## Goal
Copy all the material that follows, keeping every character the same.

## Data for this exercise
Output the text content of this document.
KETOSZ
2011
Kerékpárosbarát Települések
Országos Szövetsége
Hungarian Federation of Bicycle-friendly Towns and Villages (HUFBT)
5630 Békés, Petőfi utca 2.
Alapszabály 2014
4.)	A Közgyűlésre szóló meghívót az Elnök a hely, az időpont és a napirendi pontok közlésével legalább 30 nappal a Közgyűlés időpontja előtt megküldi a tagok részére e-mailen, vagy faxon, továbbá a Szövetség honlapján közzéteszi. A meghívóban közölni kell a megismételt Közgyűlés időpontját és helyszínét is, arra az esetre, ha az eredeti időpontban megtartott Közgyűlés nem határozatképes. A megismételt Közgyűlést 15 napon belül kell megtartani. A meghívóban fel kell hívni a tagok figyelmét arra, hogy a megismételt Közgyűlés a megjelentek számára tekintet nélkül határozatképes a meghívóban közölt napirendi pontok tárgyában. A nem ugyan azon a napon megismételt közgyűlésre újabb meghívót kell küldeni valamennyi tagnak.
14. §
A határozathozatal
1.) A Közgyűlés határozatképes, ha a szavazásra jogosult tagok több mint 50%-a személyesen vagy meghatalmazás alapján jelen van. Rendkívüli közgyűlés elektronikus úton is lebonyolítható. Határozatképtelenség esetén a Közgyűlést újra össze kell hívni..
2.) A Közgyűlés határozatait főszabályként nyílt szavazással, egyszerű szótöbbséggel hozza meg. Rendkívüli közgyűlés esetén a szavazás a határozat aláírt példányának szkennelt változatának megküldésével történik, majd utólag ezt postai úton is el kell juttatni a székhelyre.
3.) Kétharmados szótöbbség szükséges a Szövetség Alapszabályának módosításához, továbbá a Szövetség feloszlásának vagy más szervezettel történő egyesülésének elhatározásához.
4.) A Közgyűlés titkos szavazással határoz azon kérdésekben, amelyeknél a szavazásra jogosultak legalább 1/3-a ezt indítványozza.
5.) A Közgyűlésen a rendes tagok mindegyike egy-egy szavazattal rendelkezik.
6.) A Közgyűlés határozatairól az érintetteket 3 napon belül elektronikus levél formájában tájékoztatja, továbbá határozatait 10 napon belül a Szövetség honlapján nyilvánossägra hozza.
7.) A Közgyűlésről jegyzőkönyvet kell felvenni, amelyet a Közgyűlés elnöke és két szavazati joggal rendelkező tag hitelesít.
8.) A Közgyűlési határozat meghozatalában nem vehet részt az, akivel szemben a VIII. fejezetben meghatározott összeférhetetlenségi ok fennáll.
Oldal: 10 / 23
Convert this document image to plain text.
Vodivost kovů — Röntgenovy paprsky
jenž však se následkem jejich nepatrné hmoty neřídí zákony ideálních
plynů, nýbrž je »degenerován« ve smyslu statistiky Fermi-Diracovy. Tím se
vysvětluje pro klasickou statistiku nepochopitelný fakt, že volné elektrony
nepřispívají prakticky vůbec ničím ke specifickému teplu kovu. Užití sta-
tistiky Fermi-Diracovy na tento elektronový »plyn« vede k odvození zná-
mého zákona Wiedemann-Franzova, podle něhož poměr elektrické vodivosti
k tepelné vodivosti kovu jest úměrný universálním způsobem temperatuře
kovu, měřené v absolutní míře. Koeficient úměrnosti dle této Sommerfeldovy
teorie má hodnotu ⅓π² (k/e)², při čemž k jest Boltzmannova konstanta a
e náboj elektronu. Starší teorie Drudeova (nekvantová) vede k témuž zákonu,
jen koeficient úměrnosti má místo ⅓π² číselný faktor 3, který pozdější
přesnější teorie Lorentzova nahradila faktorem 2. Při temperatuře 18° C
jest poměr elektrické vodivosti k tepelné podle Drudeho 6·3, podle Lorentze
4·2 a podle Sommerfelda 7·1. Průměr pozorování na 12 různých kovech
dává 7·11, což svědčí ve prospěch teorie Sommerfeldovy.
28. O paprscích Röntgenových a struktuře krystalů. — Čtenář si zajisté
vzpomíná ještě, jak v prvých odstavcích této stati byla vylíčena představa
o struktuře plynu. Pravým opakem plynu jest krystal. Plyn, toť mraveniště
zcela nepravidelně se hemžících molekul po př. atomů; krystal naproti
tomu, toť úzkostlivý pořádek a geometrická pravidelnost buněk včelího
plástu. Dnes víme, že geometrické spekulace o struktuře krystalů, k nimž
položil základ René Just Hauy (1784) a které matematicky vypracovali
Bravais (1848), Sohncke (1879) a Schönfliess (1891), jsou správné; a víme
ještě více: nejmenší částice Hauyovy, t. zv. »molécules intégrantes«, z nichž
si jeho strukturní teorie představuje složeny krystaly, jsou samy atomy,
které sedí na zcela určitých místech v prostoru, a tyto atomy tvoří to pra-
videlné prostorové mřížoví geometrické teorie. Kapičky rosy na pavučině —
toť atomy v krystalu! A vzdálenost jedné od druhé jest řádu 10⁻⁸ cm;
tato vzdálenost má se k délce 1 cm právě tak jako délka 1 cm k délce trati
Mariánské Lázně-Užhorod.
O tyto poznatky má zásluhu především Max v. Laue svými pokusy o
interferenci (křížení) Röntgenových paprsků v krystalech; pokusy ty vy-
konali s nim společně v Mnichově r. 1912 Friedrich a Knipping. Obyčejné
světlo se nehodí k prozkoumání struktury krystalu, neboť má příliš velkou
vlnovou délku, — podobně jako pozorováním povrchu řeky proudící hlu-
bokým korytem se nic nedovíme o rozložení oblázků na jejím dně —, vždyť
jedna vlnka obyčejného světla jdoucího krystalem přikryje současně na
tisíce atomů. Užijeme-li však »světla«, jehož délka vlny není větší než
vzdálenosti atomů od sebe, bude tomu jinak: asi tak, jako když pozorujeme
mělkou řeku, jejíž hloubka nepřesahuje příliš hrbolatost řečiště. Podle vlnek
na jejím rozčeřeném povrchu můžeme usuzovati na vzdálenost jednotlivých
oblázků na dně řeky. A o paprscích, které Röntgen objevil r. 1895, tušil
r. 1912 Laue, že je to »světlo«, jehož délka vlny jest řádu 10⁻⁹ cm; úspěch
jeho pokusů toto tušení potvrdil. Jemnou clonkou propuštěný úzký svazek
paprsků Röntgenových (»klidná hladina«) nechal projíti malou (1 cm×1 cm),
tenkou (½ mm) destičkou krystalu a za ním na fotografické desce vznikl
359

## Solution to the exercise
Output the text content of this document.
KETOSZ
2011
Kerékpárosbarát Települések
Országos Szövetsége
Hungarian Federation of Bicycle-friendly Towns and Villages (HUFBT)
5630 Békés, Petőfi utca 2.
Alapszabály 2014
4.)	A Közgyűlésre szóló meghívót az Elnök a hely, az időpont és a napirendi pontok közlésével legalább 30 nappal a Közgyűlés időpontja előtt megküldi a tagok részére e-mailen, vagy faxon, továbbá a Szövetség honlapján közzéteszi. A meghívóban közölni kell a megismételt Közgyűlés időpontját és helyszínét is, arra az esetre, ha az eredeti időpontban megtartott Közgyűlés nem határozatképes. A megismételt Közgyűlést 15 napon belül kell megtartani. A meghívóban fel kell hívni a tagok figyelmét arra, hogy a megismételt Közgyűlés a megjelentek számára tekintet nélkül határozatképes a meghívóban közölt napirendi pontok tárgyában. A nem ugyan azon a napon megismételt közgyűlésre újabb meghívót kell küldeni valamennyi tagnak.
14. §
A határozathozatal
1.) A Közgyűlés határozatképes, ha a szavazásra jogosult tagok több mint 50%-a személyesen vagy meghatalmazás alapján jelen van. Rendkívüli közgyűlés elektronikus úton is lebonyolítható. Határozatképtelenség esetén a Közgyűlést újra össze kell hívni..
2.) A Közgyűlés határozatait főszabályként nyílt szavazással, egyszerű szótöbbséggel hozza meg. Rendkívüli közgyűlés esetén a szavazás a határozat aláírt példányának szkennelt változatának megküldésével történik, majd utólag ezt postai úton is el kell juttatni a székhelyre.
3.) Kétharmados szótöbbség szükséges a Szövetség Alapszabályának módosításához, továbbá a Szövetség feloszlásának vagy más szervezettel történő egyesülésének elhatározásához.
4.) A Közgyűlés titkos szavazással határoz azon kérdésekben, amelyeknél a szavazásra jogosultak legalább 1/3-a ezt indítványozza.
5.) A Közgyűlésen a rendes tagok mindegyike egy-egy szavazattal rendelkezik.
6.) A Közgyűlés határozatairól az érintetteket 3 napon belül elektronikus levél formájában tájékoztatja, továbbá határozatait 10 napon belül a Szövetség honlapján nyilvánossägra hozza.
7.) A Közgyűlésről jegyzőkönyvet kell felvenni, amelyet a Közgyűlés elnöke és két szavazati joggal rendelkező tag hitelesít.
8.) A Közgyűlési határozat meghozatalában nem vehet részt az, akivel szemben a VIII. fejezetben meghatározott összeférhetetlenségi ok fennáll.
Oldal: 10 / 23
Convert this document image to plain text.
Vodivost kovů — Röntgenovy paprsky
jenž však se následkem jejich nepatrné hmoty neřídí zákony ideálních
plynů, nýbrž je »degenerován« ve smyslu statistiky Fermi-Diracovy. Tím se
vysvětluje pro klasickou statistiku nepochopitelný fakt, že volné elektrony
nepřispívají prakticky vůbec ničím ke specifickému teplu kovu. Užití sta-
tistiky Fermi-Diracovy na tento elektronový »plyn« vede k odvození zná-
mého zákona Wiedemann-Franzova, podle něhož poměr elektrické vodivosti
k tepelné vodivosti kovu jest úměrný universálním způsobem temperatuře
kovu, měřené v absolutní míře. Koeficient úměrnosti dle této Sommerfeldovy
teorie má hodnotu ⅓π² (k/e)², při čemž k jest Boltzmannova konstanta a
e náboj elektronu. Starší teorie Drudeova (nekvantová) vede k témuž zákonu,
jen koeficient úměrnosti má místo ⅓π² číselný faktor 3, který pozdější
přesnější teorie Lorentzova nahradila faktorem 2. Při temperatuře 18° C
jest poměr elektrické vodivosti k tepelné podle Drudeho 6·3, podle Lorentze
4·2 a podle Sommerfelda 7·1. Průměr pozorování na 12 různých kovech
dává 7·11, což svědčí ve prospěch teorie Sommerfeldovy.
28. O paprscích Röntgenových a struktuře krystalů. — Čtenář si zajisté
vzpomíná ještě, jak v prvých odstavcích této stati byla vylíčena představa
o struktuře plynu. Pravým opakem plynu jest krystal. Plyn, toť mraveniště
zcela nepravidelně se hemžících molekul po př. atomů; krystal naproti
tomu, toť úzkostlivý pořádek a geometrická pravidelnost buněk včelího
plástu. Dnes víme, že geometrické spekulace o struktuře krystalů, k nimž
položil základ René Just Hauy (1784) a které matematicky vypracovali
Bravais (1848), Sohncke (1879) a Schönfliess (1891), jsou správné; a víme
ještě více: nejmenší částice Hauyovy, t. zv. »molécules intégrantes«, z nichž
si jeho strukturní teorie představuje složeny krystaly, jsou samy atomy,
které sedí na zcela určitých místech v prostoru, a tyto atomy tvoří to pra-
videlné prostorové mřížoví geometrické teorie. Kapičky rosy na pavučině —
toť atomy v krystalu! A vzdálenost jedné od druhé jest řádu 10⁻⁸ cm;
tato vzdálenost má se k délce 1 cm právě tak jako délka 1 cm k délce trati
Mariánské Lázně-Užhorod.
O tyto poznatky má zásluhu především Max v. Laue svými pokusy o
interferenci (křížení) Röntgenových paprsků v krystalech; pokusy ty vy-
konali s nim společně v Mnichově r. 1912 Friedrich a Knipping. Obyčejné
světlo se nehodí k prozkoumání struktury krystalu, neboť má příliš velkou
vlnovou délku, — podobně jako pozorováním povrchu řeky proudící hlu-
bokým korytem se nic nedovíme o rozložení oblázků na jejím dně —, vždyť
jedna vlnka obyčejného světla jdoucího krystalem přikryje současně na
tisíce atomů. Užijeme-li však »světla«, jehož délka vlny není větší než
vzdálenosti atomů od sebe, bude tomu jinak: asi tak, jako když pozorujeme
mělkou řeku, jejíž hloubka nepřesahuje příliš hrbolatost řečiště. Podle vlnek
na jejím rozčeřeném povrchu můžeme usuzovati na vzdálenost jednotlivých
oblázků na dně řeky. A o paprscích, které Röntgen objevil r. 1895, tušil
r. 1912 Laue, že je to »světlo«, jehož délka vlny jest řádu 10⁻⁹ cm; úspěch
jeho pokusů toto tušení potvrdil. Jemnou clonkou propuštěný úzký svazek
paprsků Röntgenových (»klidná hladina«) nechal projíti malou (1 cm×1 cm),
tenkou (½ mm) destičkou krystalu a za ním na fotografické desce vznikl
359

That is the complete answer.